* _AIM OF THE TASK_
Search the material for the string "title", then return every line where it is found.

* _LISTED RECORDS_
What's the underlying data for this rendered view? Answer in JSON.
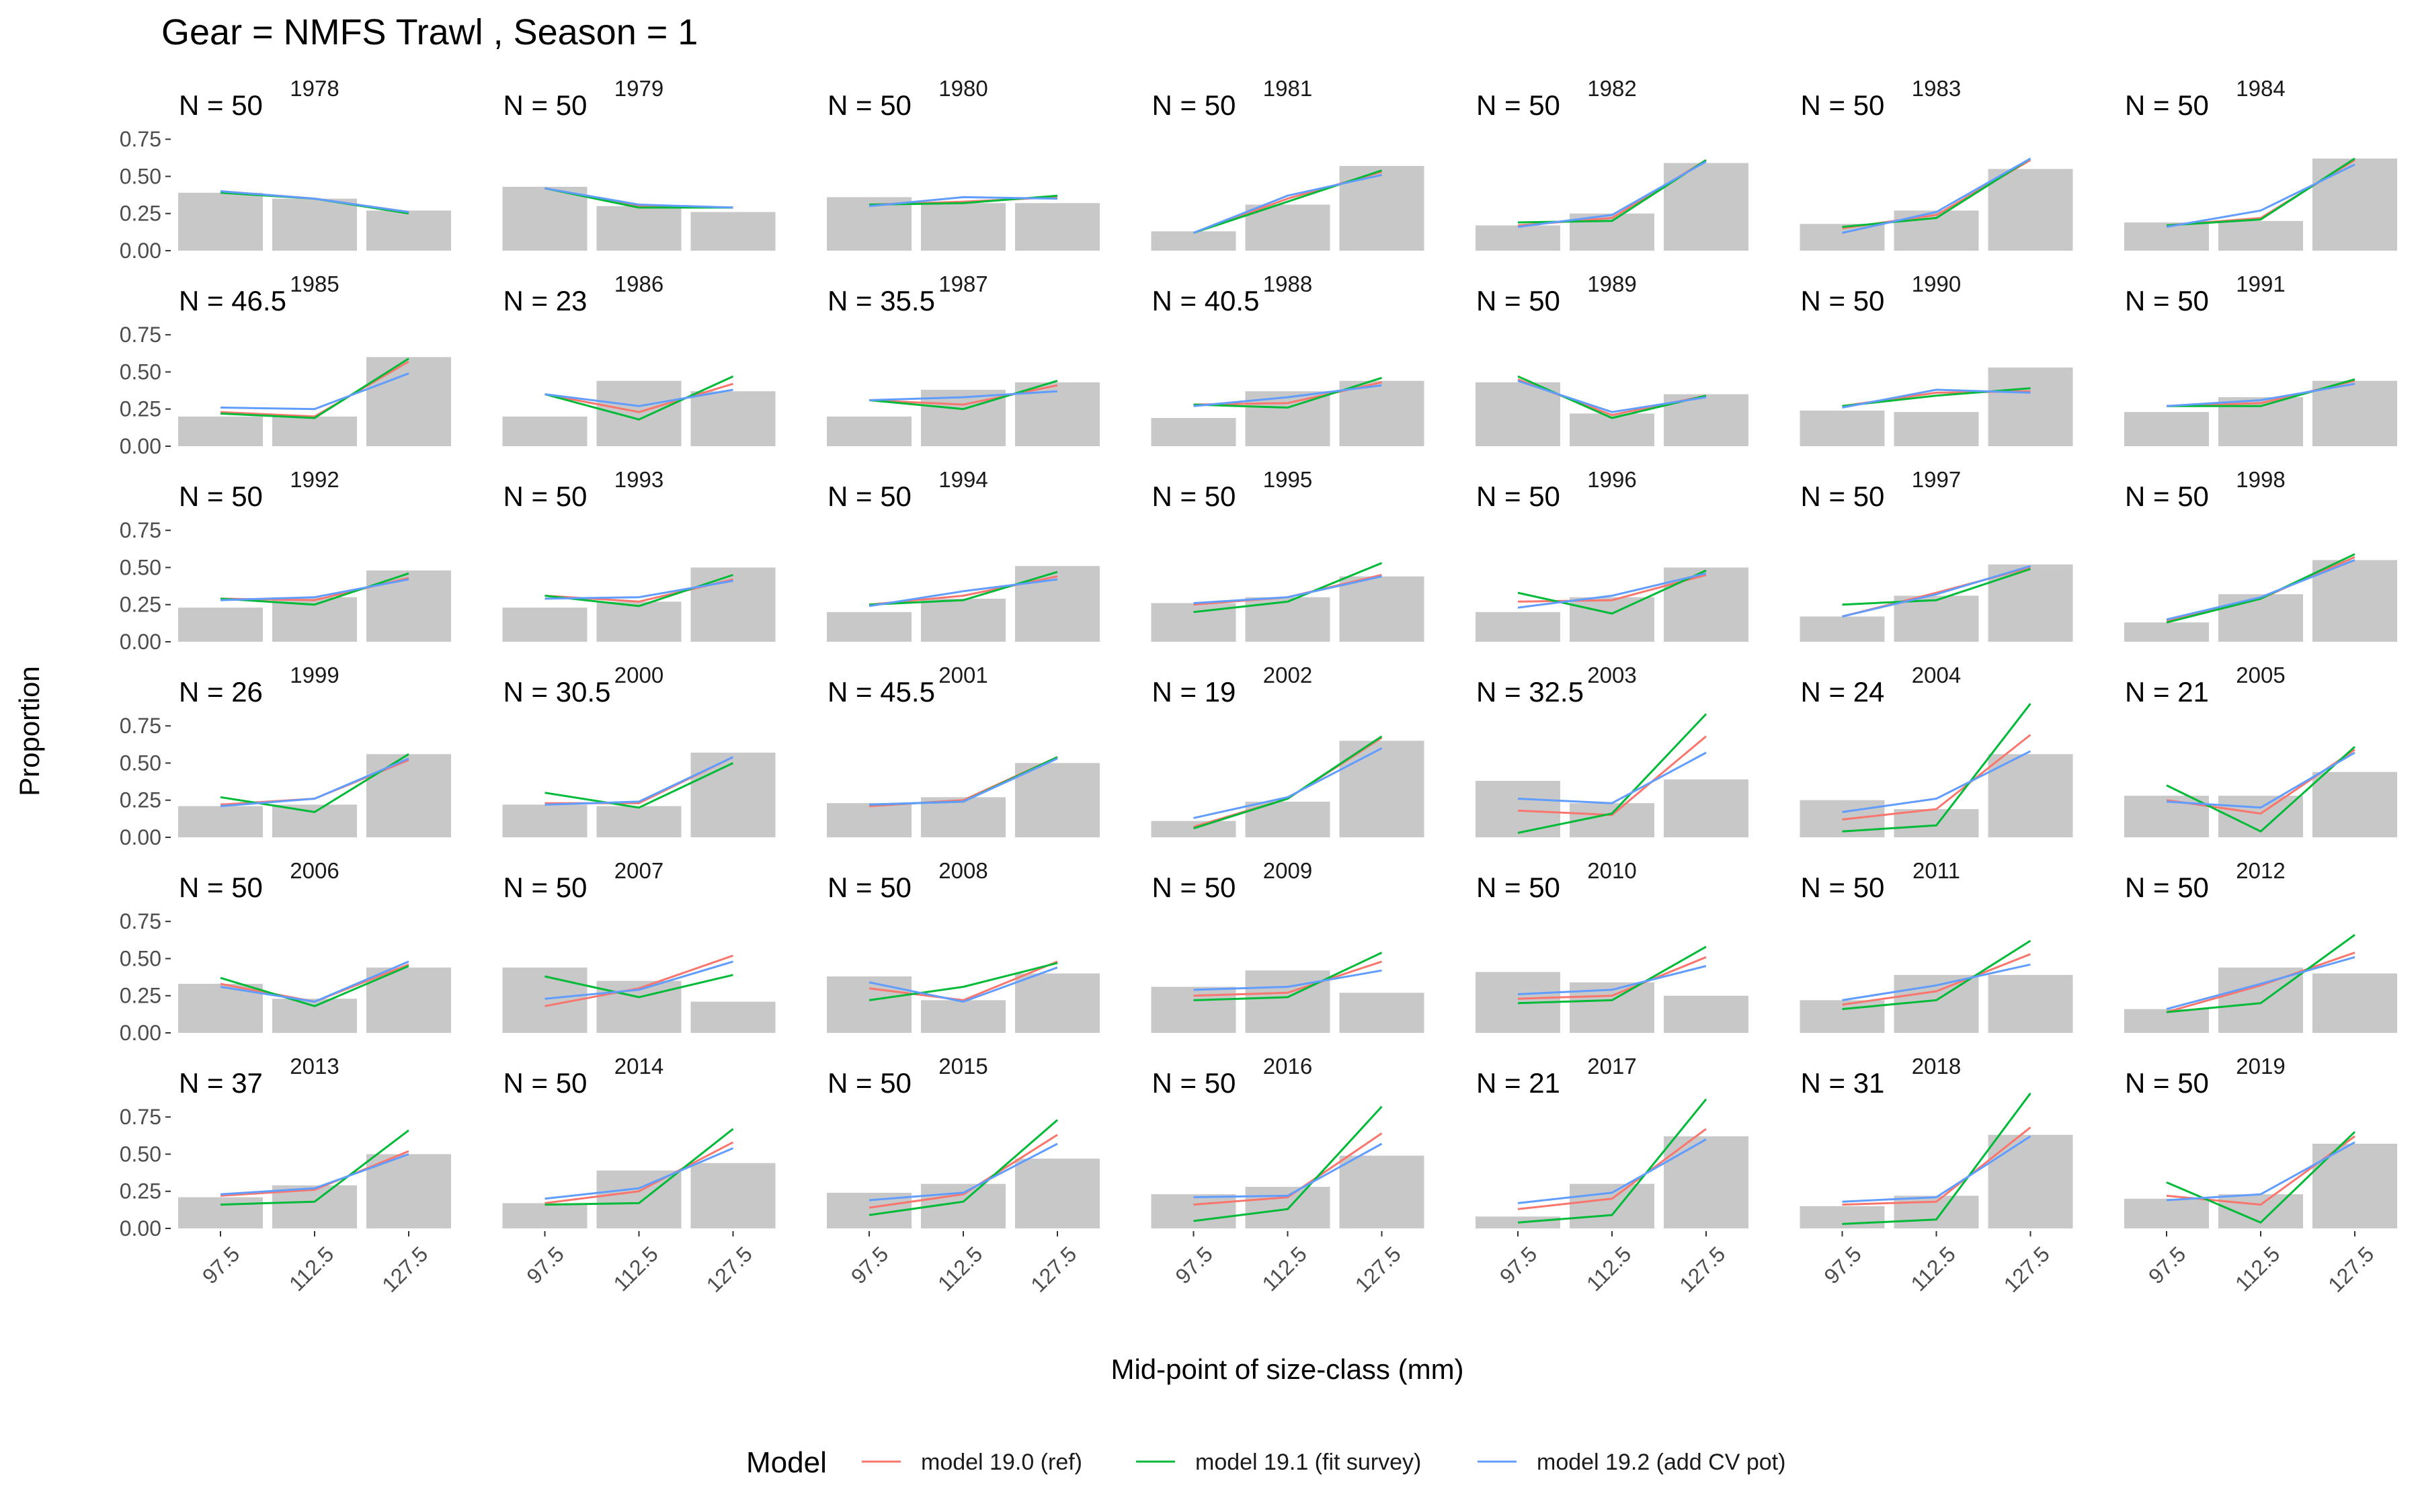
{
  "chart_data": {
    "type": "faceted-bar-line",
    "title": "Gear = NMFS Trawl , Season = 1",
    "xlabel": "Mid-point of size-class (mm)",
    "ylabel": "Proportion",
    "categories": [
      "97.5",
      "112.5",
      "127.5"
    ],
    "ylim": [
      0,
      0.95
    ],
    "yticks": [
      0,
      0.25,
      0.5,
      0.75
    ],
    "ytick_labels": [
      "0.00",
      "0.25",
      "0.50",
      "0.75"
    ],
    "grid": false,
    "legend": {
      "title": "Model",
      "position": "bottom",
      "entries": [
        {
          "name": "model 19.0 (ref)",
          "color": "#F8766D"
        },
        {
          "name": "model 19.1 (fit survey)",
          "color": "#00BA38"
        },
        {
          "name": "model 19.2 (add CV pot)",
          "color": "#619CFF"
        }
      ]
    },
    "bar_color": "#c8c8c8",
    "facets": [
      {
        "year": "1978",
        "n": "N = 50",
        "observed": [
          0.39,
          0.35,
          0.27
        ],
        "ref": [
          0.4,
          0.35,
          0.26
        ],
        "fit_survey": [
          0.39,
          0.35,
          0.25
        ],
        "add_cv_pot": [
          0.4,
          0.35,
          0.26
        ]
      },
      {
        "year": "1979",
        "n": "N = 50",
        "observed": [
          0.43,
          0.3,
          0.26
        ],
        "ref": [
          0.42,
          0.3,
          0.29
        ],
        "fit_survey": [
          0.42,
          0.29,
          0.29
        ],
        "add_cv_pot": [
          0.42,
          0.31,
          0.29
        ]
      },
      {
        "year": "1980",
        "n": "N = 50",
        "observed": [
          0.36,
          0.32,
          0.32
        ],
        "ref": [
          0.31,
          0.33,
          0.36
        ],
        "fit_survey": [
          0.31,
          0.32,
          0.37
        ],
        "add_cv_pot": [
          0.3,
          0.36,
          0.35
        ]
      },
      {
        "year": "1981",
        "n": "N = 50",
        "observed": [
          0.13,
          0.31,
          0.57
        ],
        "ref": [
          0.12,
          0.35,
          0.53
        ],
        "fit_survey": [
          0.12,
          0.33,
          0.54
        ],
        "add_cv_pot": [
          0.12,
          0.37,
          0.51
        ]
      },
      {
        "year": "1982",
        "n": "N = 50",
        "observed": [
          0.17,
          0.25,
          0.59
        ],
        "ref": [
          0.17,
          0.22,
          0.61
        ],
        "fit_survey": [
          0.19,
          0.2,
          0.61
        ],
        "add_cv_pot": [
          0.16,
          0.24,
          0.6
        ]
      },
      {
        "year": "1983",
        "n": "N = 50",
        "observed": [
          0.18,
          0.27,
          0.55
        ],
        "ref": [
          0.15,
          0.24,
          0.61
        ],
        "fit_survey": [
          0.16,
          0.22,
          0.62
        ],
        "add_cv_pot": [
          0.12,
          0.26,
          0.62
        ]
      },
      {
        "year": "1984",
        "n": "N = 50",
        "observed": [
          0.19,
          0.2,
          0.62
        ],
        "ref": [
          0.17,
          0.22,
          0.61
        ],
        "fit_survey": [
          0.17,
          0.21,
          0.62
        ],
        "add_cv_pot": [
          0.16,
          0.27,
          0.58
        ]
      },
      {
        "year": "1985",
        "n": "N = 46.5",
        "observed": [
          0.2,
          0.2,
          0.6
        ],
        "ref": [
          0.23,
          0.2,
          0.57
        ],
        "fit_survey": [
          0.22,
          0.19,
          0.59
        ],
        "add_cv_pot": [
          0.26,
          0.25,
          0.49
        ]
      },
      {
        "year": "1986",
        "n": "N = 23",
        "observed": [
          0.2,
          0.44,
          0.37
        ],
        "ref": [
          0.35,
          0.23,
          0.42
        ],
        "fit_survey": [
          0.35,
          0.18,
          0.47
        ],
        "add_cv_pot": [
          0.35,
          0.27,
          0.38
        ]
      },
      {
        "year": "1987",
        "n": "N = 35.5",
        "observed": [
          0.2,
          0.38,
          0.43
        ],
        "ref": [
          0.31,
          0.28,
          0.41
        ],
        "fit_survey": [
          0.31,
          0.25,
          0.44
        ],
        "add_cv_pot": [
          0.31,
          0.33,
          0.37
        ]
      },
      {
        "year": "1988",
        "n": "N = 40.5",
        "observed": [
          0.19,
          0.37,
          0.44
        ],
        "ref": [
          0.28,
          0.29,
          0.43
        ],
        "fit_survey": [
          0.28,
          0.26,
          0.46
        ],
        "add_cv_pot": [
          0.27,
          0.33,
          0.41
        ]
      },
      {
        "year": "1989",
        "n": "N = 50",
        "observed": [
          0.43,
          0.22,
          0.35
        ],
        "ref": [
          0.45,
          0.21,
          0.34
        ],
        "fit_survey": [
          0.47,
          0.19,
          0.34
        ],
        "add_cv_pot": [
          0.44,
          0.23,
          0.33
        ]
      },
      {
        "year": "1990",
        "n": "N = 50",
        "observed": [
          0.24,
          0.23,
          0.53
        ],
        "ref": [
          0.27,
          0.36,
          0.37
        ],
        "fit_survey": [
          0.27,
          0.34,
          0.39
        ],
        "add_cv_pot": [
          0.26,
          0.38,
          0.36
        ]
      },
      {
        "year": "1991",
        "n": "N = 50",
        "observed": [
          0.23,
          0.33,
          0.44
        ],
        "ref": [
          0.27,
          0.29,
          0.44
        ],
        "fit_survey": [
          0.27,
          0.27,
          0.45
        ],
        "add_cv_pot": [
          0.27,
          0.31,
          0.42
        ]
      },
      {
        "year": "1992",
        "n": "N = 50",
        "observed": [
          0.23,
          0.3,
          0.48
        ],
        "ref": [
          0.29,
          0.28,
          0.43
        ],
        "fit_survey": [
          0.29,
          0.25,
          0.46
        ],
        "add_cv_pot": [
          0.28,
          0.3,
          0.42
        ]
      },
      {
        "year": "1993",
        "n": "N = 50",
        "observed": [
          0.23,
          0.27,
          0.5
        ],
        "ref": [
          0.31,
          0.27,
          0.42
        ],
        "fit_survey": [
          0.31,
          0.24,
          0.45
        ],
        "add_cv_pot": [
          0.29,
          0.3,
          0.41
        ]
      },
      {
        "year": "1994",
        "n": "N = 50",
        "observed": [
          0.2,
          0.29,
          0.51
        ],
        "ref": [
          0.25,
          0.31,
          0.44
        ],
        "fit_survey": [
          0.25,
          0.28,
          0.47
        ],
        "add_cv_pot": [
          0.24,
          0.34,
          0.42
        ]
      },
      {
        "year": "1995",
        "n": "N = 50",
        "observed": [
          0.26,
          0.3,
          0.44
        ],
        "ref": [
          0.25,
          0.3,
          0.45
        ],
        "fit_survey": [
          0.2,
          0.27,
          0.53
        ],
        "add_cv_pot": [
          0.26,
          0.3,
          0.44
        ]
      },
      {
        "year": "1996",
        "n": "N = 50",
        "observed": [
          0.2,
          0.3,
          0.5
        ],
        "ref": [
          0.27,
          0.28,
          0.45
        ],
        "fit_survey": [
          0.33,
          0.19,
          0.48
        ],
        "add_cv_pot": [
          0.23,
          0.31,
          0.46
        ]
      },
      {
        "year": "1997",
        "n": "N = 50",
        "observed": [
          0.17,
          0.31,
          0.52
        ],
        "ref": [
          0.17,
          0.33,
          0.5
        ],
        "fit_survey": [
          0.25,
          0.28,
          0.49
        ],
        "add_cv_pot": [
          0.17,
          0.32,
          0.51
        ]
      },
      {
        "year": "1998",
        "n": "N = 50",
        "observed": [
          0.13,
          0.32,
          0.55
        ],
        "ref": [
          0.14,
          0.29,
          0.57
        ],
        "fit_survey": [
          0.13,
          0.29,
          0.59
        ],
        "add_cv_pot": [
          0.15,
          0.3,
          0.55
        ]
      },
      {
        "year": "1999",
        "n": "N = 26",
        "observed": [
          0.21,
          0.22,
          0.56
        ],
        "ref": [
          0.22,
          0.26,
          0.52
        ],
        "fit_survey": [
          0.27,
          0.17,
          0.56
        ],
        "add_cv_pot": [
          0.21,
          0.26,
          0.53
        ]
      },
      {
        "year": "2000",
        "n": "N = 30.5",
        "observed": [
          0.22,
          0.21,
          0.57
        ],
        "ref": [
          0.23,
          0.23,
          0.54
        ],
        "fit_survey": [
          0.3,
          0.2,
          0.5
        ],
        "add_cv_pot": [
          0.22,
          0.24,
          0.54
        ]
      },
      {
        "year": "2001",
        "n": "N = 45.5",
        "observed": [
          0.23,
          0.27,
          0.5
        ],
        "ref": [
          0.21,
          0.25,
          0.54
        ],
        "fit_survey": [
          0.22,
          0.24,
          0.54
        ],
        "add_cv_pot": [
          0.22,
          0.24,
          0.53
        ]
      },
      {
        "year": "2002",
        "n": "N = 19",
        "observed": [
          0.11,
          0.24,
          0.65
        ],
        "ref": [
          0.07,
          0.26,
          0.67
        ],
        "fit_survey": [
          0.06,
          0.26,
          0.68
        ],
        "add_cv_pot": [
          0.13,
          0.27,
          0.6
        ]
      },
      {
        "year": "2003",
        "n": "N = 32.5",
        "observed": [
          0.38,
          0.23,
          0.39
        ],
        "ref": [
          0.18,
          0.15,
          0.68
        ],
        "fit_survey": [
          0.03,
          0.16,
          0.83
        ],
        "add_cv_pot": [
          0.26,
          0.23,
          0.57
        ]
      },
      {
        "year": "2004",
        "n": "N = 24",
        "observed": [
          0.25,
          0.19,
          0.56
        ],
        "ref": [
          0.12,
          0.19,
          0.69
        ],
        "fit_survey": [
          0.04,
          0.08,
          0.9
        ],
        "add_cv_pot": [
          0.17,
          0.26,
          0.58
        ]
      },
      {
        "year": "2005",
        "n": "N = 21",
        "observed": [
          0.28,
          0.28,
          0.44
        ],
        "ref": [
          0.25,
          0.16,
          0.59
        ],
        "fit_survey": [
          0.35,
          0.04,
          0.61
        ],
        "add_cv_pot": [
          0.24,
          0.2,
          0.57
        ]
      },
      {
        "year": "2006",
        "n": "N = 50",
        "observed": [
          0.33,
          0.23,
          0.44
        ],
        "ref": [
          0.33,
          0.21,
          0.46
        ],
        "fit_survey": [
          0.37,
          0.18,
          0.45
        ],
        "add_cv_pot": [
          0.31,
          0.21,
          0.48
        ]
      },
      {
        "year": "2007",
        "n": "N = 50",
        "observed": [
          0.44,
          0.35,
          0.21
        ],
        "ref": [
          0.18,
          0.3,
          0.52
        ],
        "fit_survey": [
          0.38,
          0.24,
          0.39
        ],
        "add_cv_pot": [
          0.23,
          0.29,
          0.48
        ]
      },
      {
        "year": "2008",
        "n": "N = 50",
        "observed": [
          0.38,
          0.22,
          0.4
        ],
        "ref": [
          0.3,
          0.22,
          0.48
        ],
        "fit_survey": [
          0.22,
          0.31,
          0.47
        ],
        "add_cv_pot": [
          0.34,
          0.21,
          0.44
        ]
      },
      {
        "year": "2009",
        "n": "N = 50",
        "observed": [
          0.31,
          0.42,
          0.27
        ],
        "ref": [
          0.25,
          0.27,
          0.48
        ],
        "fit_survey": [
          0.22,
          0.24,
          0.54
        ],
        "add_cv_pot": [
          0.29,
          0.31,
          0.42
        ]
      },
      {
        "year": "2010",
        "n": "N = 50",
        "observed": [
          0.41,
          0.34,
          0.25
        ],
        "ref": [
          0.23,
          0.25,
          0.51
        ],
        "fit_survey": [
          0.2,
          0.22,
          0.58
        ],
        "add_cv_pot": [
          0.26,
          0.29,
          0.45
        ]
      },
      {
        "year": "2011",
        "n": "N = 50",
        "observed": [
          0.22,
          0.39,
          0.39
        ],
        "ref": [
          0.19,
          0.28,
          0.53
        ],
        "fit_survey": [
          0.16,
          0.22,
          0.62
        ],
        "add_cv_pot": [
          0.22,
          0.32,
          0.46
        ]
      },
      {
        "year": "2012",
        "n": "N = 50",
        "observed": [
          0.16,
          0.44,
          0.4
        ],
        "ref": [
          0.14,
          0.32,
          0.54
        ],
        "fit_survey": [
          0.14,
          0.2,
          0.66
        ],
        "add_cv_pot": [
          0.16,
          0.33,
          0.51
        ]
      },
      {
        "year": "2013",
        "n": "N = 37",
        "observed": [
          0.21,
          0.29,
          0.5
        ],
        "ref": [
          0.22,
          0.26,
          0.52
        ],
        "fit_survey": [
          0.16,
          0.18,
          0.66
        ],
        "add_cv_pot": [
          0.23,
          0.27,
          0.5
        ]
      },
      {
        "year": "2014",
        "n": "N = 50",
        "observed": [
          0.17,
          0.39,
          0.44
        ],
        "ref": [
          0.17,
          0.25,
          0.58
        ],
        "fit_survey": [
          0.16,
          0.17,
          0.67
        ],
        "add_cv_pot": [
          0.2,
          0.27,
          0.54
        ]
      },
      {
        "year": "2015",
        "n": "N = 50",
        "observed": [
          0.24,
          0.3,
          0.47
        ],
        "ref": [
          0.14,
          0.23,
          0.63
        ],
        "fit_survey": [
          0.09,
          0.18,
          0.73
        ],
        "add_cv_pot": [
          0.19,
          0.24,
          0.57
        ]
      },
      {
        "year": "2016",
        "n": "N = 50",
        "observed": [
          0.23,
          0.28,
          0.49
        ],
        "ref": [
          0.16,
          0.21,
          0.64
        ],
        "fit_survey": [
          0.05,
          0.13,
          0.82
        ],
        "add_cv_pot": [
          0.21,
          0.22,
          0.57
        ]
      },
      {
        "year": "2017",
        "n": "N = 21",
        "observed": [
          0.08,
          0.3,
          0.62
        ],
        "ref": [
          0.13,
          0.2,
          0.67
        ],
        "fit_survey": [
          0.04,
          0.09,
          0.87
        ],
        "add_cv_pot": [
          0.17,
          0.24,
          0.6
        ]
      },
      {
        "year": "2018",
        "n": "N = 31",
        "observed": [
          0.15,
          0.22,
          0.63
        ],
        "ref": [
          0.16,
          0.18,
          0.68
        ],
        "fit_survey": [
          0.03,
          0.06,
          0.91
        ],
        "add_cv_pot": [
          0.18,
          0.21,
          0.62
        ]
      },
      {
        "year": "2019",
        "n": "N = 50",
        "observed": [
          0.2,
          0.23,
          0.57
        ],
        "ref": [
          0.22,
          0.16,
          0.62
        ],
        "fit_survey": [
          0.31,
          0.04,
          0.65
        ],
        "add_cv_pot": [
          0.19,
          0.23,
          0.58
        ]
      }
    ]
  }
}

* _CORRECT ANSWER_
    "title": "Gear = NMFS Trawl , Season = 1",
      "title": "Model",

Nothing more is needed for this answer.